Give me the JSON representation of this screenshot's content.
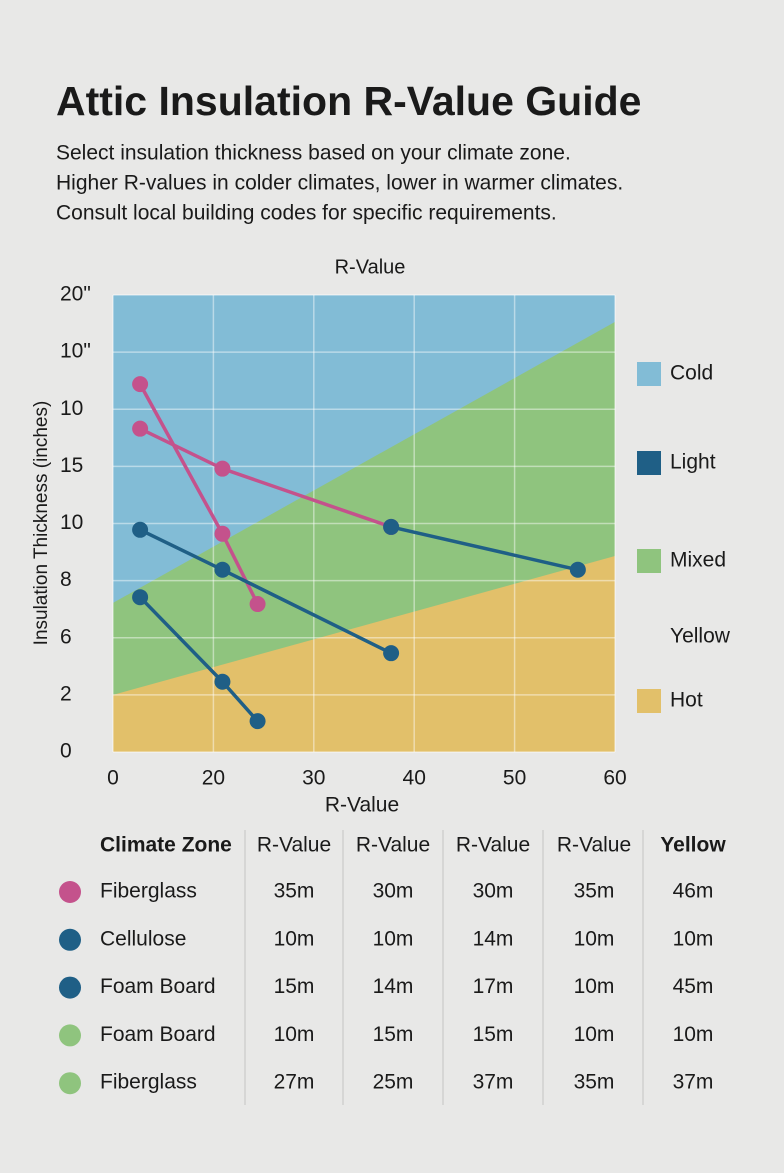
{
  "chart_data": {
    "type": "line",
    "title": "Attic Insulation R-Value Guide",
    "subtitle": [
      "Select insulation thickness based on your climate zone.",
      "Higher R-values in colder climates, lower in warmer climates.",
      "Consult local building codes for specific requirements."
    ],
    "top_label": "R-Value",
    "x_label": "R-Value",
    "y_label": "Insulation Thickness (inches)",
    "xlim": [
      0,
      5
    ],
    "ylim": [
      0,
      8
    ],
    "xticks": [
      0,
      {
        "value": 1,
        "label": "20"
      },
      {
        "value": 2,
        "label": "30"
      },
      {
        "value": 3,
        "label": "40"
      },
      {
        "value": 4,
        "label": "50"
      },
      {
        "value": 5,
        "label": "60"
      }
    ],
    "yticks": [
      0,
      {
        "value": 1,
        "label": "2"
      },
      {
        "value": 2,
        "label": "6"
      },
      {
        "value": 3,
        "label": "8"
      },
      {
        "value": 4,
        "label": "10"
      },
      {
        "value": 5,
        "label": "15"
      },
      {
        "value": 6,
        "label": "10"
      },
      {
        "value": 7,
        "label": "10\""
      },
      {
        "value": 8,
        "label": "20\""
      }
    ],
    "grid": true,
    "background_color": "#82bcd6",
    "bands": [
      {
        "color": "#8fc47e",
        "y_left": 2.61,
        "y_right": 7.53
      },
      {
        "color": "#e2c06a",
        "y_left": 1.0,
        "y_right": 3.43
      }
    ],
    "series": [
      {
        "color": "#c4528c",
        "x": [
          0.27,
          1.09,
          1.44
        ],
        "values": [
          6.44,
          3.82,
          2.59
        ]
      },
      {
        "color": "#c4528c",
        "x": [
          0.27,
          1.09,
          2.77
        ],
        "values": [
          5.66,
          4.96,
          3.94
        ]
      },
      {
        "color": "#1f5f86",
        "x": [
          2.77,
          4.63
        ],
        "values": [
          3.94,
          3.19
        ]
      },
      {
        "color": "#1f5f86",
        "x": [
          0.27,
          1.09,
          2.77
        ],
        "values": [
          3.89,
          3.19,
          1.73
        ]
      },
      {
        "color": "#1f5f86",
        "x": [
          0.27,
          1.09,
          1.44
        ],
        "values": [
          2.71,
          1.23,
          0.54
        ]
      }
    ],
    "legend": [
      {
        "label": "Cold",
        "color": "#82bcd6"
      },
      {
        "label": "Light",
        "color": "#1f5f86"
      },
      {
        "label": "Mixed",
        "color": "#8fc47e"
      },
      {
        "label": "Yellow",
        "color": null
      },
      {
        "label": "Hot",
        "color": "#e2c06a"
      }
    ]
  },
  "table": {
    "header": [
      "Climate Zone",
      "R-Value",
      "R-Value",
      "R-Value",
      "R-Value",
      "Yellow"
    ],
    "rows": [
      {
        "color": "#c4528c",
        "name": "Fiberglass",
        "cells": [
          "35m",
          "30m",
          "30m",
          "35m",
          "46m"
        ]
      },
      {
        "color": "#1f5f86",
        "name": "Cellulose",
        "cells": [
          "10m",
          "10m",
          "14m",
          "10m",
          "10m"
        ]
      },
      {
        "color": "#1f5f86",
        "name": "Foam Board",
        "cells": [
          "15m",
          "14m",
          "17m",
          "10m",
          "45m"
        ]
      },
      {
        "color": "#8fc47e",
        "name": "Foam Board",
        "cells": [
          "10m",
          "15m",
          "15m",
          "10m",
          "10m"
        ]
      },
      {
        "color": "#8fc47e",
        "name": "Fiberglass",
        "cells": [
          "27m",
          "25m",
          "37m",
          "35m",
          "37m"
        ]
      }
    ]
  }
}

● ● ●

Every entry should be returned exactly as written, minus the pictures.

Correct answer -
Give me the JSON representation of this screenshot's content.
{
  "chart_data": {
    "type": "line",
    "title": "Attic Insulation R-Value Guide",
    "subtitle": [
      "Select insulation thickness based on your climate zone.",
      "Higher R-values in colder climates, lower in warmer climates.",
      "Consult local building codes for specific requirements."
    ],
    "top_label": "R-Value",
    "x_label": "R-Value",
    "y_label": "Insulation Thickness (inches)",
    "xlim": [
      0,
      5
    ],
    "ylim": [
      0,
      8
    ],
    "xticks": [
      0,
      {
        "value": 1,
        "label": "20"
      },
      {
        "value": 2,
        "label": "30"
      },
      {
        "value": 3,
        "label": "40"
      },
      {
        "value": 4,
        "label": "50"
      },
      {
        "value": 5,
        "label": "60"
      }
    ],
    "yticks": [
      0,
      {
        "value": 1,
        "label": "2"
      },
      {
        "value": 2,
        "label": "6"
      },
      {
        "value": 3,
        "label": "8"
      },
      {
        "value": 4,
        "label": "10"
      },
      {
        "value": 5,
        "label": "15"
      },
      {
        "value": 6,
        "label": "10"
      },
      {
        "value": 7,
        "label": "10\""
      },
      {
        "value": 8,
        "label": "20\""
      }
    ],
    "grid": true,
    "background_color": "#82bcd6",
    "bands": [
      {
        "color": "#8fc47e",
        "y_left": 2.61,
        "y_right": 7.53
      },
      {
        "color": "#e2c06a",
        "y_left": 1.0,
        "y_right": 3.43
      }
    ],
    "series": [
      {
        "color": "#c4528c",
        "x": [
          0.27,
          1.09,
          1.44
        ],
        "values": [
          6.44,
          3.82,
          2.59
        ]
      },
      {
        "color": "#c4528c",
        "x": [
          0.27,
          1.09,
          2.77
        ],
        "values": [
          5.66,
          4.96,
          3.94
        ]
      },
      {
        "color": "#1f5f86",
        "x": [
          2.77,
          4.63
        ],
        "values": [
          3.94,
          3.19
        ]
      },
      {
        "color": "#1f5f86",
        "x": [
          0.27,
          1.09,
          2.77
        ],
        "values": [
          3.89,
          3.19,
          1.73
        ]
      },
      {
        "color": "#1f5f86",
        "x": [
          0.27,
          1.09,
          1.44
        ],
        "values": [
          2.71,
          1.23,
          0.54
        ]
      }
    ],
    "legend": [
      {
        "label": "Cold",
        "color": "#82bcd6"
      },
      {
        "label": "Light",
        "color": "#1f5f86"
      },
      {
        "label": "Mixed",
        "color": "#8fc47e"
      },
      {
        "label": "Yellow",
        "color": null
      },
      {
        "label": "Hot",
        "color": "#e2c06a"
      }
    ]
  },
  "table": {
    "header": [
      "Climate Zone",
      "R-Value",
      "R-Value",
      "R-Value",
      "R-Value",
      "Yellow"
    ],
    "rows": [
      {
        "color": "#c4528c",
        "name": "Fiberglass",
        "cells": [
          "35m",
          "30m",
          "30m",
          "35m",
          "46m"
        ]
      },
      {
        "color": "#1f5f86",
        "name": "Cellulose",
        "cells": [
          "10m",
          "10m",
          "14m",
          "10m",
          "10m"
        ]
      },
      {
        "color": "#1f5f86",
        "name": "Foam Board",
        "cells": [
          "15m",
          "14m",
          "17m",
          "10m",
          "45m"
        ]
      },
      {
        "color": "#8fc47e",
        "name": "Foam Board",
        "cells": [
          "10m",
          "15m",
          "15m",
          "10m",
          "10m"
        ]
      },
      {
        "color": "#8fc47e",
        "name": "Fiberglass",
        "cells": [
          "27m",
          "25m",
          "37m",
          "35m",
          "37m"
        ]
      }
    ]
  }
}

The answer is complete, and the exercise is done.